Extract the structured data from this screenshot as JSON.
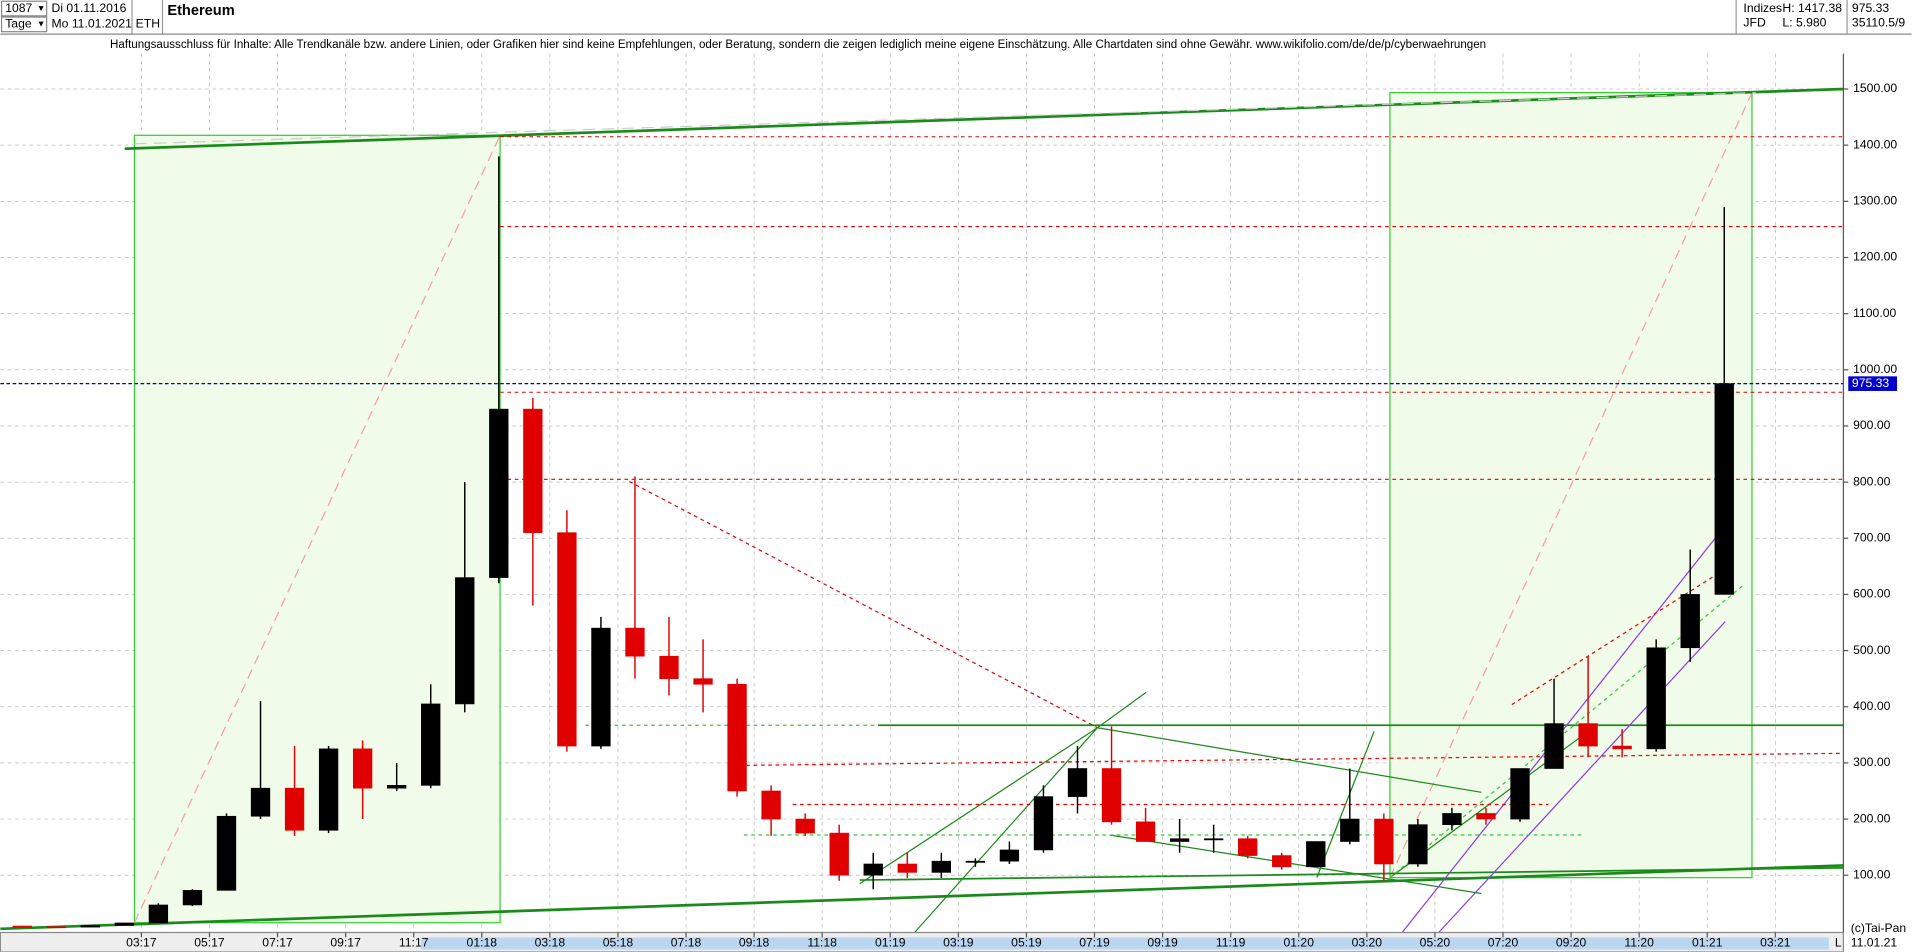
{
  "header": {
    "count": "1087",
    "date_from": "Di 01.11.2016",
    "unit": "Tage",
    "date_to": "Mo 11.01.2021",
    "symbol": "ETH",
    "category": "Indizes",
    "exchange": "JFD",
    "high": "H: 1417.38",
    "low": "L: 5.980",
    "last": "975.33",
    "volume": "35110.5/9"
  },
  "disclaimer": "Haftungsausschluss für Inhalte: Alle Trendkanäle bzw. andere Linien, oder Grafiken hier sind keine Empfehlungen, oder Beratung, sondern die zeigen lediglich meine eigene Einschätzung. Alle Chartdaten sind ohne Gewähr.  www.wikifolio.com/de/de/p/cyberwaehrungen",
  "footer": {
    "brand": "(c)Tai-Pan",
    "date": "11.01.21",
    "scale": "L"
  },
  "chart_data": {
    "type": "candlestick",
    "title": "Ethereum",
    "x": [
      "2016-11",
      "2016-12",
      "2017-01",
      "2017-02",
      "2017-03",
      "2017-04",
      "2017-05",
      "2017-06",
      "2017-07",
      "2017-08",
      "2017-09",
      "2017-10",
      "2017-11",
      "2017-12",
      "2018-01",
      "2018-02",
      "2018-03",
      "2018-04",
      "2018-05",
      "2018-06",
      "2018-07",
      "2018-08",
      "2018-09",
      "2018-10",
      "2018-11",
      "2018-12",
      "2019-01",
      "2019-02",
      "2019-03",
      "2019-04",
      "2019-05",
      "2019-06",
      "2019-07",
      "2019-08",
      "2019-09",
      "2019-10",
      "2019-11",
      "2019-12",
      "2020-01",
      "2020-02",
      "2020-03",
      "2020-04",
      "2020-05",
      "2020-06",
      "2020-07",
      "2020-08",
      "2020-09",
      "2020-10",
      "2020-11",
      "2020-12",
      "2021-01"
    ],
    "open": [
      9.5,
      8.5,
      7.6,
      10.5,
      15,
      47,
      73,
      205,
      255,
      180,
      325,
      255,
      260,
      405,
      630,
      930,
      710,
      330,
      540,
      490,
      450,
      440,
      250,
      200,
      175,
      100,
      120,
      105,
      125,
      125,
      145,
      240,
      290,
      195,
      160,
      165,
      165,
      135,
      115,
      160,
      200,
      120,
      190,
      210,
      200,
      290,
      370,
      330,
      325,
      505,
      600
    ],
    "high": [
      10,
      9,
      11,
      15,
      50,
      75,
      210,
      410,
      330,
      330,
      340,
      300,
      440,
      800,
      1380,
      950,
      750,
      560,
      810,
      560,
      520,
      450,
      260,
      210,
      190,
      140,
      140,
      140,
      130,
      160,
      260,
      330,
      365,
      220,
      200,
      190,
      170,
      140,
      160,
      290,
      210,
      200,
      220,
      220,
      290,
      450,
      490,
      360,
      520,
      680,
      1290
    ],
    "low": [
      8.5,
      6,
      7.6,
      10.3,
      15,
      45,
      73,
      200,
      170,
      175,
      200,
      250,
      255,
      390,
      620,
      580,
      320,
      325,
      450,
      420,
      390,
      240,
      170,
      170,
      90,
      75,
      95,
      95,
      115,
      120,
      140,
      210,
      190,
      160,
      140,
      140,
      130,
      110,
      115,
      155,
      90,
      115,
      180,
      190,
      195,
      290,
      310,
      310,
      320,
      480,
      600
    ],
    "close": [
      8.5,
      7.6,
      10.5,
      15,
      47,
      73,
      205,
      255,
      180,
      325,
      255,
      260,
      405,
      630,
      930,
      710,
      330,
      540,
      490,
      450,
      440,
      250,
      200,
      175,
      100,
      120,
      105,
      125,
      125,
      145,
      240,
      290,
      195,
      160,
      165,
      165,
      135,
      115,
      160,
      200,
      120,
      190,
      210,
      200,
      290,
      370,
      330,
      325,
      505,
      600,
      975.33
    ],
    "up_color": "#000000",
    "down_color": "#e00000",
    "xlim": [
      "2016-11",
      "2021-05"
    ],
    "xticks": [
      {
        "value": "2017-03",
        "label": "03:17"
      },
      {
        "value": "2017-05",
        "label": "05:17"
      },
      {
        "value": "2017-07",
        "label": "07:17"
      },
      {
        "value": "2017-09",
        "label": "09:17"
      },
      {
        "value": "2017-11",
        "label": "11:17"
      },
      {
        "value": "2018-01",
        "label": "01:18"
      },
      {
        "value": "2018-03",
        "label": "03:18"
      },
      {
        "value": "2018-05",
        "label": "05:18"
      },
      {
        "value": "2018-07",
        "label": "07:18"
      },
      {
        "value": "2018-09",
        "label": "09:18"
      },
      {
        "value": "2018-11",
        "label": "11:18"
      },
      {
        "value": "2019-01",
        "label": "01:19"
      },
      {
        "value": "2019-03",
        "label": "03:19"
      },
      {
        "value": "2019-05",
        "label": "05:19"
      },
      {
        "value": "2019-07",
        "label": "07:19"
      },
      {
        "value": "2019-09",
        "label": "09:19"
      },
      {
        "value": "2019-11",
        "label": "11:19"
      },
      {
        "value": "2020-01",
        "label": "01:20"
      },
      {
        "value": "2020-03",
        "label": "03:20"
      },
      {
        "value": "2020-05",
        "label": "05:20"
      },
      {
        "value": "2020-07",
        "label": "07:20"
      },
      {
        "value": "2020-09",
        "label": "09:20"
      },
      {
        "value": "2020-11",
        "label": "11:20"
      },
      {
        "value": "2021-01",
        "label": "01:21"
      },
      {
        "value": "2021-03",
        "label": "03:21"
      }
    ],
    "ylim": [
      -2,
      1563
    ],
    "yticks": [
      {
        "value": 100,
        "label": "100.00"
      },
      {
        "value": 200,
        "label": "200.00"
      },
      {
        "value": 300,
        "label": "300.00"
      },
      {
        "value": 400,
        "label": "400.00"
      },
      {
        "value": 500,
        "label": "500.00"
      },
      {
        "value": 600,
        "label": "600.00"
      },
      {
        "value": 700,
        "label": "700.00"
      },
      {
        "value": 800,
        "label": "800.00"
      },
      {
        "value": 900,
        "label": "900.00"
      },
      {
        "value": 1000,
        "label": "1000.00"
      },
      {
        "value": 1100,
        "label": "1100.00"
      },
      {
        "value": 1200,
        "label": "1200.00"
      },
      {
        "value": 1300,
        "label": "1300.00"
      },
      {
        "value": 1400,
        "label": "1400.00"
      },
      {
        "value": 1500,
        "label": "1500.00"
      }
    ],
    "grid": true,
    "last_price": {
      "value": 975.33,
      "label": "975.33",
      "color": "#0000cc"
    },
    "levels": {
      "color": "#e00000",
      "values": [
        1415,
        1255,
        960,
        805
      ]
    }
  }
}
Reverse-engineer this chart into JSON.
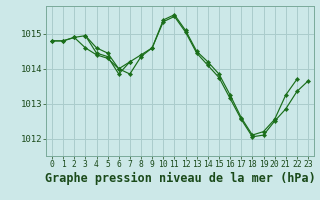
{
  "background_color": "#cce8e8",
  "grid_color": "#aacccc",
  "line_color": "#1a6e1a",
  "title": "Graphe pression niveau de la mer (hPa)",
  "xlim": [
    -0.5,
    23.5
  ],
  "ylim": [
    1011.5,
    1015.8
  ],
  "yticks": [
    1012,
    1013,
    1014,
    1015
  ],
  "xticks": [
    0,
    1,
    2,
    3,
    4,
    5,
    6,
    7,
    8,
    9,
    10,
    11,
    12,
    13,
    14,
    15,
    16,
    17,
    18,
    19,
    20,
    21,
    22,
    23
  ],
  "series": [
    {
      "x": [
        0,
        1,
        2,
        3,
        4,
        5,
        6,
        7,
        8,
        9,
        10,
        11,
        12,
        13,
        14,
        15,
        16,
        17,
        18,
        19,
        20,
        21,
        22
      ],
      "y": [
        1014.8,
        1014.8,
        1014.9,
        1014.95,
        1014.45,
        1014.35,
        1013.85,
        1014.2,
        1014.4,
        1014.6,
        1015.4,
        1015.55,
        1015.1,
        1014.5,
        1014.2,
        1013.85,
        1013.25,
        1012.6,
        1012.1,
        1012.2,
        1012.55,
        1013.25,
        1013.7
      ]
    },
    {
      "x": [
        0,
        1,
        2,
        3,
        4,
        5,
        6,
        7
      ],
      "y": [
        1014.8,
        1014.8,
        1014.9,
        1014.6,
        1014.4,
        1014.3,
        1014.0,
        1014.2
      ]
    },
    {
      "x": [
        3,
        4,
        5,
        6,
        7,
        8,
        9,
        10,
        11,
        12,
        13,
        14,
        15,
        16,
        17,
        18,
        19,
        20,
        21,
        22,
        23
      ],
      "y": [
        1014.95,
        1014.6,
        1014.45,
        1014.0,
        1013.85,
        1014.35,
        1014.6,
        1015.35,
        1015.5,
        1015.05,
        1014.45,
        1014.1,
        1013.75,
        1013.15,
        1012.55,
        1012.05,
        1012.1,
        1012.5,
        1012.85,
        1013.35,
        1013.65
      ]
    }
  ],
  "title_fontsize": 8.5,
  "tick_fontsize": 6.5
}
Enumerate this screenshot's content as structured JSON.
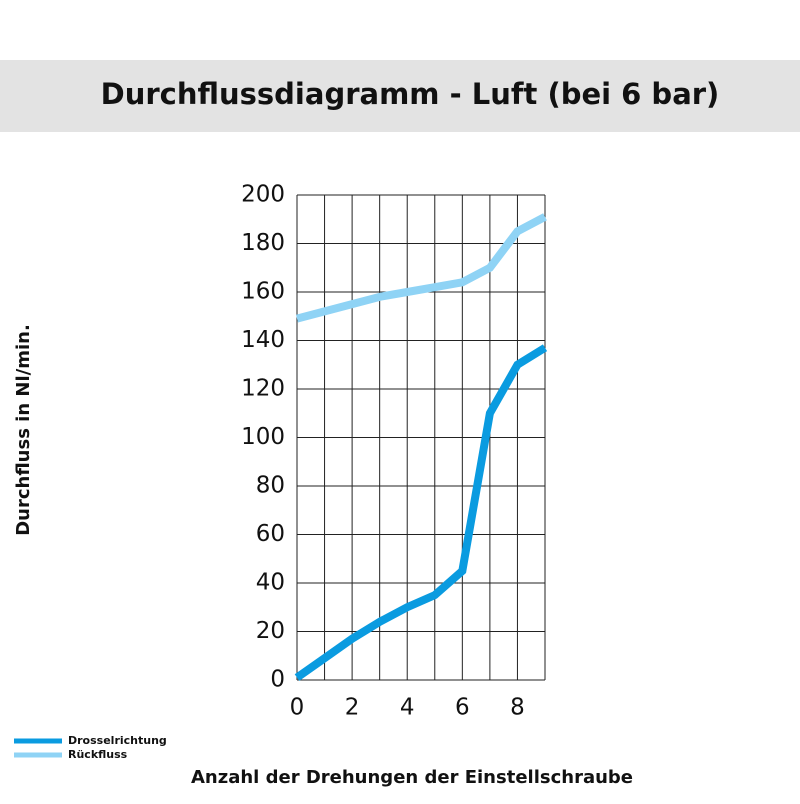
{
  "chart_data": {
    "type": "line",
    "title": "Durchflussdiagramm - Luft (bei 6 bar)",
    "x_label": "Anzahl der Drehungen der Einstellschraube",
    "y_label": "Durchfluss in Nl/min.",
    "x": [
      0,
      1,
      2,
      3,
      4,
      5,
      6,
      7,
      8,
      9
    ],
    "series": [
      {
        "name": "Drosselrichtung",
        "color": "#0a9be0",
        "values": [
          1,
          9,
          17,
          24,
          30,
          35,
          45,
          110,
          130,
          137
        ]
      },
      {
        "name": "Rückfluss",
        "color": "#8fd3f5",
        "values": [
          149,
          152,
          155,
          158,
          160,
          162,
          164,
          170,
          185,
          191
        ]
      }
    ],
    "xlim": [
      0,
      9
    ],
    "xticks": [
      0,
      2,
      4,
      6,
      8
    ],
    "xminor_ticks": [
      1,
      3,
      5,
      7,
      9
    ],
    "ylim": [
      0,
      200
    ],
    "yticks": [
      0,
      20,
      40,
      60,
      80,
      100,
      120,
      140,
      160,
      180,
      200
    ],
    "grid": true,
    "legend": "bottom-left"
  }
}
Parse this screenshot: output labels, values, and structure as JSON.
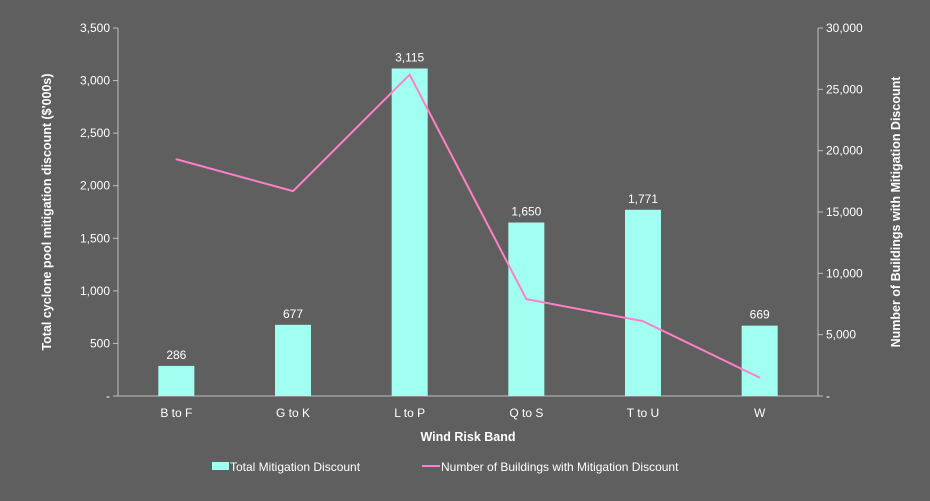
# # # # #
#### Do this
In the listing, find all lines with the string "values" and copy them.

#### Output for this exercise
      "values": [
        "values": [
        "values": [
Parse this screenshot: output labels, values, and structure as JSON.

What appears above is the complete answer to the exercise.